* begin *
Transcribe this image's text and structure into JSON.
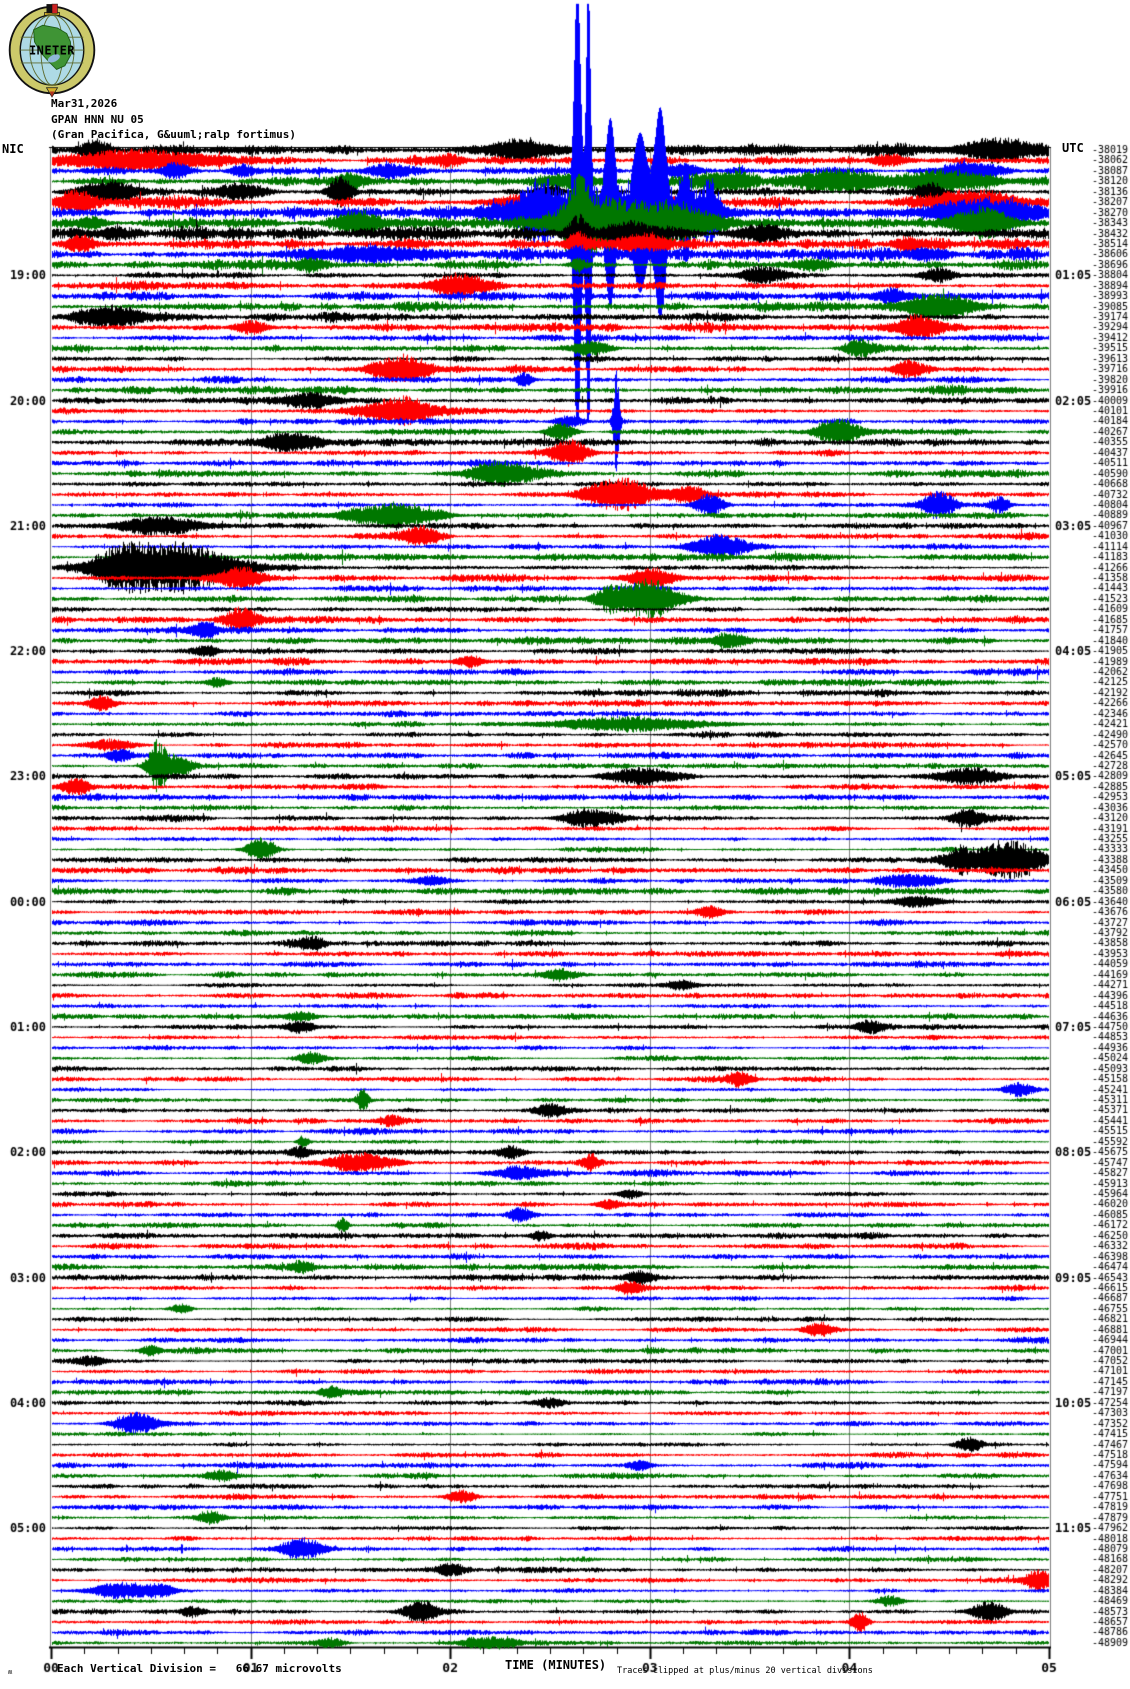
{
  "page": {
    "background": "#ffffff"
  },
  "logo": {
    "text": "INETER"
  },
  "header": {
    "date": "Mar31,2026",
    "station": "GPAN HNN NU 05",
    "location": "(Gran Pacifica, G&uuml;ralp fortimus)"
  },
  "corner_labels": {
    "left": "NIC",
    "right": "UTC"
  },
  "x_axis": {
    "title": "TIME (MINUTES)",
    "tick_labels": [
      "00",
      "01",
      "02",
      "03",
      "04",
      "05"
    ],
    "minor_ticks_per_division": 6
  },
  "footer": {
    "margin_glyph": "ʍ",
    "scale_note": "Each Vertical Division =   66.67 microvolts",
    "clip_note": "Traces clipped at plus/minus 20 vertical divisions"
  },
  "chart_data": {
    "type": "helicorder",
    "station": "GPAN HNN NU 05",
    "row_duration_minutes": 5,
    "row_count": 144,
    "x_range_minutes": [
      0,
      5
    ],
    "clip_divisions": 20,
    "trace_colors_cycle": [
      "#000000",
      "#ff0000",
      "#0000ff",
      "#007700"
    ],
    "grid_color": "#808080",
    "nic_hour_labels": [
      {
        "row": 12,
        "label": "19:00"
      },
      {
        "row": 24,
        "label": "20:00"
      },
      {
        "row": 36,
        "label": "21:00"
      },
      {
        "row": 48,
        "label": "22:00"
      },
      {
        "row": 60,
        "label": "23:00"
      },
      {
        "row": 72,
        "label": "00:00"
      },
      {
        "row": 84,
        "label": "01:00"
      },
      {
        "row": 96,
        "label": "02:00"
      },
      {
        "row": 108,
        "label": "03:00"
      },
      {
        "row": 120,
        "label": "04:00"
      },
      {
        "row": 132,
        "label": "05:00"
      }
    ],
    "utc_hour_labels": [
      {
        "row": 12,
        "label": "01:05"
      },
      {
        "row": 24,
        "label": "02:05"
      },
      {
        "row": 36,
        "label": "03:05"
      },
      {
        "row": 48,
        "label": "04:05"
      },
      {
        "row": 60,
        "label": "05:05"
      },
      {
        "row": 72,
        "label": "06:05"
      },
      {
        "row": 84,
        "label": "07:05"
      },
      {
        "row": 96,
        "label": "08:05"
      },
      {
        "row": 108,
        "label": "09:05"
      },
      {
        "row": 120,
        "label": "10:05"
      },
      {
        "row": 132,
        "label": "11:05"
      }
    ],
    "row_offsets": [
      -38019,
      -38062,
      -38087,
      -38120,
      -38136,
      -38207,
      -38270,
      -38343,
      -38432,
      -38514,
      -38606,
      -38696,
      -38804,
      -38894,
      -38993,
      -39085,
      -39174,
      -39294,
      -39412,
      -39515,
      -39613,
      -39716,
      -39820,
      -39916,
      -40009,
      -40101,
      -40184,
      -40267,
      -40355,
      -40437,
      -40511,
      -40590,
      -40668,
      -40732,
      -40804,
      -40889,
      -40967,
      -41030,
      -41114,
      -41183,
      -41266,
      -41358,
      -41443,
      -41523,
      -41609,
      -41685,
      -41757,
      -41840,
      -41905,
      -41989,
      -42062,
      -42125,
      -42192,
      -42266,
      -42346,
      -42421,
      -42490,
      -42570,
      -42645,
      -42728,
      -42809,
      -42885,
      -42953,
      -43036,
      -43120,
      -43191,
      -43255,
      -43333,
      -43388,
      -43450,
      -43509,
      -43580,
      -43640,
      -43676,
      -43727,
      -43792,
      -43858,
      -43953,
      -44059,
      -44169,
      -44271,
      -44396,
      -44518,
      -44636,
      -44750,
      -44853,
      -44936,
      -45024,
      -45093,
      -45158,
      -45241,
      -45311,
      -45371,
      -45441,
      -45515,
      -45592,
      -45675,
      -45747,
      -45827,
      -45913,
      -45964,
      -46020,
      -46085,
      -46172,
      -46250,
      -46332,
      -46398,
      -46474,
      -46543,
      -46615,
      -46687,
      -46755,
      -46821,
      -46881,
      -46944,
      -47001,
      -47052,
      -47101,
      -47145,
      -47197,
      -47254,
      -47303,
      -47352,
      -47415,
      -47467,
      -47518,
      -47594,
      -47634,
      -47698,
      -47751,
      -47819,
      -47879,
      -47962,
      -48018,
      -48079,
      -48168,
      -48207,
      -48292,
      -48384,
      -48469,
      -48573,
      -48657,
      -48786,
      -48909
    ],
    "noise": {
      "seed": 20260331,
      "baseline_amp_by_range": [
        {
          "from": 0,
          "to": 11,
          "amp": 3.4
        },
        {
          "from": 12,
          "to": 23,
          "amp": 2.7
        },
        {
          "from": 24,
          "to": 47,
          "amp": 2.3
        },
        {
          "from": 48,
          "to": 71,
          "amp": 2.1
        },
        {
          "from": 72,
          "to": 107,
          "amp": 1.8
        },
        {
          "from": 108,
          "to": 143,
          "amp": 1.7
        }
      ]
    },
    "events": [
      [
        0,
        0.22,
        7,
        0.05
      ],
      [
        0,
        2.35,
        9,
        0.12
      ],
      [
        0,
        4.75,
        10,
        0.15
      ],
      [
        1,
        0.45,
        10,
        0.25
      ],
      [
        1,
        2.0,
        5,
        0.05
      ],
      [
        1,
        4.2,
        6,
        0.06
      ],
      [
        2,
        0.62,
        8,
        0.05
      ],
      [
        2,
        0.95,
        7,
        0.04
      ],
      [
        2,
        1.7,
        6,
        0.08
      ],
      [
        2,
        3.15,
        7,
        0.06
      ],
      [
        2,
        4.6,
        7,
        0.1
      ],
      [
        3,
        1.5,
        9,
        0.05
      ],
      [
        3,
        2.6,
        7,
        0.1
      ],
      [
        3,
        3.35,
        8,
        0.1
      ],
      [
        3,
        3.95,
        11,
        0.12
      ],
      [
        3,
        4.45,
        10,
        0.2
      ],
      [
        4,
        0.28,
        11,
        0.1
      ],
      [
        4,
        0.95,
        7,
        0.07
      ],
      [
        4,
        1.45,
        15,
        0.04
      ],
      [
        4,
        2.5,
        6,
        0.05
      ],
      [
        4,
        4.4,
        6,
        0.05
      ],
      [
        5,
        0.12,
        10,
        0.06
      ],
      [
        5,
        2.35,
        7,
        0.1
      ],
      [
        5,
        4.6,
        10,
        0.15
      ],
      [
        6,
        2.635,
        210,
        0.015
      ],
      [
        6,
        2.69,
        205,
        0.01
      ],
      [
        6,
        2.8,
        70,
        0.02
      ],
      [
        6,
        2.95,
        60,
        0.03
      ],
      [
        6,
        3.05,
        90,
        0.025
      ],
      [
        6,
        3.18,
        40,
        0.03
      ],
      [
        6,
        3.3,
        30,
        0.04
      ],
      [
        6,
        2.45,
        18,
        0.06
      ],
      [
        6,
        2.75,
        25,
        0.3
      ],
      [
        6,
        4.7,
        12,
        0.2
      ],
      [
        7,
        2.64,
        30,
        0.05
      ],
      [
        7,
        2.75,
        22,
        0.15
      ],
      [
        7,
        3.1,
        18,
        0.15
      ],
      [
        7,
        1.55,
        10,
        0.08
      ],
      [
        7,
        4.65,
        16,
        0.1
      ],
      [
        7,
        0.2,
        6,
        0.05
      ],
      [
        8,
        2.64,
        18,
        0.04
      ],
      [
        8,
        2.9,
        10,
        0.1
      ],
      [
        8,
        3.55,
        9,
        0.08
      ],
      [
        8,
        0.3,
        5,
        0.04
      ],
      [
        9,
        2.64,
        12,
        0.04
      ],
      [
        9,
        0.15,
        7,
        0.05
      ],
      [
        9,
        2.95,
        10,
        0.08
      ],
      [
        9,
        4.3,
        6,
        0.05
      ],
      [
        10,
        1.6,
        7,
        0.2
      ],
      [
        10,
        2.64,
        8,
        0.03
      ],
      [
        10,
        4.4,
        5,
        0.06
      ],
      [
        11,
        1.3,
        5,
        0.05
      ],
      [
        11,
        2.64,
        6,
        0.03
      ],
      [
        11,
        3.8,
        5,
        0.08
      ],
      [
        12,
        3.55,
        8,
        0.07
      ],
      [
        12,
        4.45,
        7,
        0.06
      ],
      [
        13,
        2.05,
        11,
        0.1
      ],
      [
        14,
        4.2,
        7,
        0.06
      ],
      [
        15,
        4.45,
        12,
        0.12
      ],
      [
        16,
        0.3,
        11,
        0.12
      ],
      [
        17,
        1.0,
        7,
        0.06
      ],
      [
        17,
        4.35,
        12,
        0.08
      ],
      [
        19,
        2.7,
        7,
        0.07
      ],
      [
        19,
        4.05,
        9,
        0.05
      ],
      [
        21,
        1.75,
        13,
        0.1
      ],
      [
        21,
        4.3,
        9,
        0.06
      ],
      [
        22,
        2.37,
        7,
        0.03
      ],
      [
        24,
        1.3,
        7,
        0.1
      ],
      [
        25,
        1.75,
        14,
        0.12
      ],
      [
        26,
        2.83,
        50,
        0.012
      ],
      [
        26,
        2.6,
        6,
        0.05
      ],
      [
        27,
        2.55,
        9,
        0.05
      ],
      [
        27,
        3.95,
        12,
        0.08
      ],
      [
        28,
        1.2,
        9,
        0.1
      ],
      [
        29,
        2.6,
        13,
        0.07
      ],
      [
        31,
        2.25,
        12,
        0.12
      ],
      [
        33,
        2.85,
        16,
        0.12
      ],
      [
        33,
        3.2,
        8,
        0.06
      ],
      [
        34,
        3.3,
        11,
        0.05
      ],
      [
        34,
        4.45,
        13,
        0.06
      ],
      [
        34,
        4.75,
        9,
        0.04
      ],
      [
        35,
        1.7,
        12,
        0.15
      ],
      [
        36,
        0.55,
        10,
        0.15
      ],
      [
        37,
        1.85,
        9,
        0.06
      ],
      [
        38,
        3.35,
        12,
        0.1
      ],
      [
        40,
        0.62,
        25,
        0.22
      ],
      [
        40,
        0.35,
        12,
        0.1
      ],
      [
        41,
        0.95,
        12,
        0.07
      ],
      [
        41,
        3.0,
        10,
        0.08
      ],
      [
        43,
        3.0,
        20,
        0.1
      ],
      [
        43,
        2.8,
        12,
        0.06
      ],
      [
        45,
        0.95,
        12,
        0.06
      ],
      [
        46,
        0.76,
        8,
        0.05
      ],
      [
        47,
        3.4,
        7,
        0.06
      ],
      [
        48,
        0.78,
        6,
        0.04
      ],
      [
        49,
        2.1,
        6,
        0.05
      ],
      [
        51,
        0.83,
        5,
        0.04
      ],
      [
        53,
        0.25,
        7,
        0.05
      ],
      [
        55,
        2.9,
        6,
        0.3
      ],
      [
        57,
        0.3,
        5,
        0.08
      ],
      [
        58,
        0.35,
        5,
        0.05
      ],
      [
        59,
        0.53,
        26,
        0.035
      ],
      [
        59,
        0.63,
        11,
        0.05
      ],
      [
        60,
        2.95,
        9,
        0.12
      ],
      [
        60,
        4.6,
        9,
        0.1
      ],
      [
        61,
        0.12,
        8,
        0.05
      ],
      [
        64,
        2.7,
        9,
        0.1
      ],
      [
        64,
        4.6,
        7,
        0.06
      ],
      [
        67,
        1.05,
        12,
        0.05
      ],
      [
        68,
        4.8,
        20,
        0.12
      ],
      [
        68,
        4.55,
        12,
        0.06
      ],
      [
        70,
        1.9,
        5,
        0.06
      ],
      [
        70,
        4.3,
        6,
        0.1
      ],
      [
        72,
        4.35,
        6,
        0.08
      ],
      [
        73,
        3.3,
        6,
        0.05
      ],
      [
        76,
        1.3,
        5,
        0.05
      ],
      [
        79,
        2.55,
        6,
        0.06
      ],
      [
        80,
        3.15,
        5,
        0.05
      ],
      [
        83,
        1.25,
        5,
        0.05
      ],
      [
        84,
        1.25,
        6,
        0.05
      ],
      [
        84,
        4.1,
        6,
        0.05
      ],
      [
        87,
        1.3,
        6,
        0.05
      ],
      [
        89,
        3.45,
        6,
        0.04
      ],
      [
        90,
        4.85,
        7,
        0.05
      ],
      [
        91,
        1.56,
        11,
        0.02
      ],
      [
        92,
        2.5,
        6,
        0.05
      ],
      [
        93,
        1.7,
        5,
        0.04
      ],
      [
        95,
        1.26,
        6,
        0.02
      ],
      [
        96,
        2.3,
        7,
        0.05
      ],
      [
        96,
        1.25,
        5,
        0.04
      ],
      [
        97,
        1.55,
        9,
        0.12
      ],
      [
        97,
        2.7,
        8,
        0.03
      ],
      [
        98,
        2.35,
        6,
        0.1
      ],
      [
        100,
        2.9,
        5,
        0.04
      ],
      [
        101,
        2.8,
        5,
        0.05
      ],
      [
        102,
        2.35,
        7,
        0.04
      ],
      [
        103,
        1.46,
        8,
        0.02
      ],
      [
        104,
        2.45,
        5,
        0.04
      ],
      [
        107,
        1.25,
        5,
        0.04
      ],
      [
        108,
        2.95,
        6,
        0.05
      ],
      [
        109,
        2.9,
        6,
        0.05
      ],
      [
        111,
        0.65,
        5,
        0.04
      ],
      [
        113,
        3.85,
        7,
        0.05
      ],
      [
        115,
        0.5,
        5,
        0.04
      ],
      [
        116,
        0.2,
        5,
        0.05
      ],
      [
        119,
        1.4,
        5,
        0.04
      ],
      [
        120,
        2.5,
        5,
        0.05
      ],
      [
        122,
        0.42,
        11,
        0.08
      ],
      [
        124,
        4.6,
        7,
        0.05
      ],
      [
        126,
        2.95,
        5,
        0.04
      ],
      [
        127,
        0.85,
        6,
        0.05
      ],
      [
        129,
        2.05,
        6,
        0.05
      ],
      [
        131,
        0.8,
        7,
        0.05
      ],
      [
        134,
        1.26,
        11,
        0.07
      ],
      [
        136,
        2.0,
        5,
        0.05
      ],
      [
        137,
        4.95,
        10,
        0.05
      ],
      [
        138,
        0.35,
        8,
        0.1
      ],
      [
        138,
        0.55,
        6,
        0.05
      ],
      [
        139,
        4.2,
        6,
        0.05
      ],
      [
        140,
        1.85,
        10,
        0.06
      ],
      [
        140,
        0.7,
        5,
        0.04
      ],
      [
        140,
        4.7,
        11,
        0.06
      ],
      [
        141,
        4.05,
        11,
        0.03
      ],
      [
        143,
        2.2,
        6,
        0.1
      ],
      [
        143,
        1.4,
        5,
        0.05
      ]
    ]
  }
}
* end *
THE PROBLEM: Of the lines in the material above, state how many contain the string "from"; give no other text.

PROBLEM SOLUTION: 6